** START OF Given information **

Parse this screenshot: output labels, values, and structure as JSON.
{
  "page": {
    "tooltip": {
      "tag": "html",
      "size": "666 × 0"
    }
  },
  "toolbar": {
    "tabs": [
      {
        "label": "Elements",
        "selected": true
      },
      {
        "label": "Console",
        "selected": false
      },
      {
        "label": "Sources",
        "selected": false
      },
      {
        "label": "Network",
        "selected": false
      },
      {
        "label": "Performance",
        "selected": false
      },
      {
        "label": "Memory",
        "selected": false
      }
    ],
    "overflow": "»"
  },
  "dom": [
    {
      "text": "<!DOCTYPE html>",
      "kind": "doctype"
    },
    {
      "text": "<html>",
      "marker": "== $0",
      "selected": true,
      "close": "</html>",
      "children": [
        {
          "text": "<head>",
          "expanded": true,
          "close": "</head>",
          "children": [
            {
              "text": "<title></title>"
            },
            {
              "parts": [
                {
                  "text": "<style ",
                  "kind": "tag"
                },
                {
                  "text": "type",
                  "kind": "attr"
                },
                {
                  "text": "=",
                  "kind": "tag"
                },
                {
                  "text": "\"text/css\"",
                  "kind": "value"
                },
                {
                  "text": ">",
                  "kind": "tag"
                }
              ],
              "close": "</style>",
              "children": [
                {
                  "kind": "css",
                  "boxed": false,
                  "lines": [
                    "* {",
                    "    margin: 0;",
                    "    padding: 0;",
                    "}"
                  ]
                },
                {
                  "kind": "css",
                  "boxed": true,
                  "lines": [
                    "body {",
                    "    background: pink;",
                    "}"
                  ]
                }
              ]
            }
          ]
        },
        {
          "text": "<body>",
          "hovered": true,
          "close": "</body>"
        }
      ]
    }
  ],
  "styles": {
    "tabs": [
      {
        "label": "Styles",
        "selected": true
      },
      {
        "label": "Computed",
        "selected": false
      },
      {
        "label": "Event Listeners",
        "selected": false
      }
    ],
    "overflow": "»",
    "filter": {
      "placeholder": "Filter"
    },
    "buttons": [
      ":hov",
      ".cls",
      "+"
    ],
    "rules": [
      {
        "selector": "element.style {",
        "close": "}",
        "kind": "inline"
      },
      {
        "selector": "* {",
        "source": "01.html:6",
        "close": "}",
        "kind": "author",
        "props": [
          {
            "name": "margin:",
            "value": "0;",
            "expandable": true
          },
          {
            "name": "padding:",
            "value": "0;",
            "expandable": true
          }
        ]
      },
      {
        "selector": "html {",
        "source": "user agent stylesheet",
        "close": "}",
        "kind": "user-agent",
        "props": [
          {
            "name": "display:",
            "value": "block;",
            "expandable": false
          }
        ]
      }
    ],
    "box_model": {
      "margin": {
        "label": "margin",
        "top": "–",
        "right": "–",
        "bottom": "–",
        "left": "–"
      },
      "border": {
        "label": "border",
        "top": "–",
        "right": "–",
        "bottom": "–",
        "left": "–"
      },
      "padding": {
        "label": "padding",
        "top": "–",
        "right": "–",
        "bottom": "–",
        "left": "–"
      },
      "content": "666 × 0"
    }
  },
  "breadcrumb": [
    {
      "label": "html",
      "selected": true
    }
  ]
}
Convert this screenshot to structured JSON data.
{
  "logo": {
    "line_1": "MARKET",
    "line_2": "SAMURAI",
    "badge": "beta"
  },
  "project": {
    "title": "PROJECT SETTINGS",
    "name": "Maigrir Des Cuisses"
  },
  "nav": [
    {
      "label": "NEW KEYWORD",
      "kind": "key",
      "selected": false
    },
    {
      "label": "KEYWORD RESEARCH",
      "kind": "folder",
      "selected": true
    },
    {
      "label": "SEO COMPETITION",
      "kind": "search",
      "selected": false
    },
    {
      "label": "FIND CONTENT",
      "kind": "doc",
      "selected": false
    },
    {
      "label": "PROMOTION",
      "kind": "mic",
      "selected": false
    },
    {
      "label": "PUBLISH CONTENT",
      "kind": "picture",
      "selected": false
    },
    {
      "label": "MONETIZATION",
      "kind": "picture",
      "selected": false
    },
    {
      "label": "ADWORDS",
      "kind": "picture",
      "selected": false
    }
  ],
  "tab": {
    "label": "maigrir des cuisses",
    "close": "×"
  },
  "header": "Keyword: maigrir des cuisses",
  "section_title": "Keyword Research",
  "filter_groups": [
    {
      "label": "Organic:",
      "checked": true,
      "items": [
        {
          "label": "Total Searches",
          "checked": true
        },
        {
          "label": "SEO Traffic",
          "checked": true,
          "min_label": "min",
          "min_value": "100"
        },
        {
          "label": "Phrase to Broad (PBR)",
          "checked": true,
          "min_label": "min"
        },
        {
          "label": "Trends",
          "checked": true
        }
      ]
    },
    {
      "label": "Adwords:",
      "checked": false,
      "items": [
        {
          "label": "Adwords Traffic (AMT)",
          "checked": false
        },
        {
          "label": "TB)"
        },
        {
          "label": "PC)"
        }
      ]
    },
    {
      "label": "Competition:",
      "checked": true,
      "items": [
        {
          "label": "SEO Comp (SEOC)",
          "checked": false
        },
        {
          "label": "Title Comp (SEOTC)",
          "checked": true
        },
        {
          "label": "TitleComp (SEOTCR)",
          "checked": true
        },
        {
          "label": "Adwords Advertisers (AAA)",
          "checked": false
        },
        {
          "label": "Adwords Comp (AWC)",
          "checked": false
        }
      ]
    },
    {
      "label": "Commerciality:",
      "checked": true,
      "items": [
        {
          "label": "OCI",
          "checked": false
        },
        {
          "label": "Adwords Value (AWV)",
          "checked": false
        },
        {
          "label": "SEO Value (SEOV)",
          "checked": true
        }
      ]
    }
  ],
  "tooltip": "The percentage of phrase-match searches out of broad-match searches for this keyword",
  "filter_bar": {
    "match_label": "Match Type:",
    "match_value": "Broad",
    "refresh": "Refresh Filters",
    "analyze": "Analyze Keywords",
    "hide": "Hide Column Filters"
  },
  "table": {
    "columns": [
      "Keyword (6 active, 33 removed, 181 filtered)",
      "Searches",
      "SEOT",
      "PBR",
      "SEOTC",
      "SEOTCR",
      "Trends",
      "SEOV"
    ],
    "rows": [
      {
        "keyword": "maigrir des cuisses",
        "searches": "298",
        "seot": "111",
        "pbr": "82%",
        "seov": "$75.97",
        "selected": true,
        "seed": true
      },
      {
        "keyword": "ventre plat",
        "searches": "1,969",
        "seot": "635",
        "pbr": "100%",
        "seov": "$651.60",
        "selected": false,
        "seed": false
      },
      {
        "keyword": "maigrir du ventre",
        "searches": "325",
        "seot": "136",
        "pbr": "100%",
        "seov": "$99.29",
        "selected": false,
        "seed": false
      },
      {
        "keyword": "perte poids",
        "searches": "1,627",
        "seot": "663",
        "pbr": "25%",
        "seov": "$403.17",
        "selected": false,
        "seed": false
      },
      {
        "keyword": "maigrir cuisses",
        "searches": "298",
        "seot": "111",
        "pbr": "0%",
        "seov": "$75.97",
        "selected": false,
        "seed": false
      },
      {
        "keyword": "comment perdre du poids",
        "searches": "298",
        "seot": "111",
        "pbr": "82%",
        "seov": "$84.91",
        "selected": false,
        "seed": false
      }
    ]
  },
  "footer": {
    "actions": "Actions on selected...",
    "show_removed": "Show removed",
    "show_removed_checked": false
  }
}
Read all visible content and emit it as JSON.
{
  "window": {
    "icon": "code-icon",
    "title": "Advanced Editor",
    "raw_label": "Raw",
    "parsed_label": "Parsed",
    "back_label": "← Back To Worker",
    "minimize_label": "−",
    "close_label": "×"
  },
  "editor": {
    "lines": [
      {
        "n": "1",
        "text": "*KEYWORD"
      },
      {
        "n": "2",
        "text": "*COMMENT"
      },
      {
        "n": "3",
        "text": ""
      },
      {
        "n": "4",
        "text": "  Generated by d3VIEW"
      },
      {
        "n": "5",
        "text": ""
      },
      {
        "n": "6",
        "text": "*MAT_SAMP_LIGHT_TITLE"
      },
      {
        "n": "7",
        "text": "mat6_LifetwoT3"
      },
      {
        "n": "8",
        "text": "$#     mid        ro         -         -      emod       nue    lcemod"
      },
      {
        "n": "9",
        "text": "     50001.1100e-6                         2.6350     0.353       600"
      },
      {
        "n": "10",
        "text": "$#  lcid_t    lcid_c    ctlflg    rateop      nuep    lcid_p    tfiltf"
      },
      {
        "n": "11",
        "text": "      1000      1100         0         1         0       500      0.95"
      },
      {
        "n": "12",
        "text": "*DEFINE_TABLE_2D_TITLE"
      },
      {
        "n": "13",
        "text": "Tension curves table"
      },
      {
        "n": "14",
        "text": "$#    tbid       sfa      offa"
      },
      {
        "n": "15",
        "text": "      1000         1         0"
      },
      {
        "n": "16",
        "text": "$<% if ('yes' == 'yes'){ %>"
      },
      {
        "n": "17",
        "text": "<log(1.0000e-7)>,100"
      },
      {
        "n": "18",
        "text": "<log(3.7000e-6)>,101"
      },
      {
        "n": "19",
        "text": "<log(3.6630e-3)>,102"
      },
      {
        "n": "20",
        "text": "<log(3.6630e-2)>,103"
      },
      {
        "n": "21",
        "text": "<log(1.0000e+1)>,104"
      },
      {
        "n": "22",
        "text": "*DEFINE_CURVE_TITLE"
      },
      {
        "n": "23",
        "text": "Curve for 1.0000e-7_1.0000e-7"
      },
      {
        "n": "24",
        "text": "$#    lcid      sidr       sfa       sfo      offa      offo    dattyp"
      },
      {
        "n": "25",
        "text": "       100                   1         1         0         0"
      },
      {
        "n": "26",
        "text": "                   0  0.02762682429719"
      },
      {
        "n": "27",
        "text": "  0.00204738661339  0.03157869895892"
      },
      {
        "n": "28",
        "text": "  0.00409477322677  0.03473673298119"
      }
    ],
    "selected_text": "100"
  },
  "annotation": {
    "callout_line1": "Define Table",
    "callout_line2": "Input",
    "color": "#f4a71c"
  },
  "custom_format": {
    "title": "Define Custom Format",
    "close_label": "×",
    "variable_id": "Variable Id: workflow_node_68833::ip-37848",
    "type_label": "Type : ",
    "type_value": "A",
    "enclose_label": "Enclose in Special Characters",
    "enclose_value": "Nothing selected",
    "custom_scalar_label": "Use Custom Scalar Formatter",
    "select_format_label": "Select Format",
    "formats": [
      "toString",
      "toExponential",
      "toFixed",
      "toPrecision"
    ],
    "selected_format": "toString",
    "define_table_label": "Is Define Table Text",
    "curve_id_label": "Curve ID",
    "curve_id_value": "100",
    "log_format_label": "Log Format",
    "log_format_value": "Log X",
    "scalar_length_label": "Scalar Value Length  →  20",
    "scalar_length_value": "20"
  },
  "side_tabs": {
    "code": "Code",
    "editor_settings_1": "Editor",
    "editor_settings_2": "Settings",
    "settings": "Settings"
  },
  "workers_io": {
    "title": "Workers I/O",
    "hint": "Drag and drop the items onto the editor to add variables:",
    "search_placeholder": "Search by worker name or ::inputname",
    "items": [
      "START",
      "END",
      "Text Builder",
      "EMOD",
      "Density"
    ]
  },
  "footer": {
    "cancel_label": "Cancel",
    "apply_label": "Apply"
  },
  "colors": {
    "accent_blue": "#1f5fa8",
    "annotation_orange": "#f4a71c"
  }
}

** END OF Given information **

▶ [Your task]: In how many lines does the word "margin" appear? Respond with the number alone.

▶ [Right answer]: 4